Write every record out again exactly as given.

===============

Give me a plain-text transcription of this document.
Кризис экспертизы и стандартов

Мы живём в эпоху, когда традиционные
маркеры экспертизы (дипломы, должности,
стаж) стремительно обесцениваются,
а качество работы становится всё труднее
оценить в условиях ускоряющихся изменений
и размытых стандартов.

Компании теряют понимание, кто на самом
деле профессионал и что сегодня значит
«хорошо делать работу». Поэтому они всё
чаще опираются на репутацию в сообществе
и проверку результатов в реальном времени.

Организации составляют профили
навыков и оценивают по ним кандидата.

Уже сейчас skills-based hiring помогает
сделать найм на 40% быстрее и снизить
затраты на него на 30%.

===============

FINAL ANSWER
Give me a plain-text transcription of this document.
Кризис экспертизы и стандартов

Мы живём в эпоху, когда традиционные
маркеры экспертизы (дипломы, должности,
стаж) стремительно обесцениваются,
а качество работы становится всё труднее
оценить в условиях ускоряющихся изменений
и размытых стандартов.

Компании теряют понимание, кто на самом
деле профессионал и что сегодня значит
«хорошо делать работу». Поэтому они всё
чаще опираются на репутацию в сообществе
и проверку результатов в реальном времени.

Организации составляют профили
навыков и оценивают по ним кандидата.

Уже сейчас skills-based hiring помогает
сделать найм на 40% быстрее и снизить
затраты на него на 30%.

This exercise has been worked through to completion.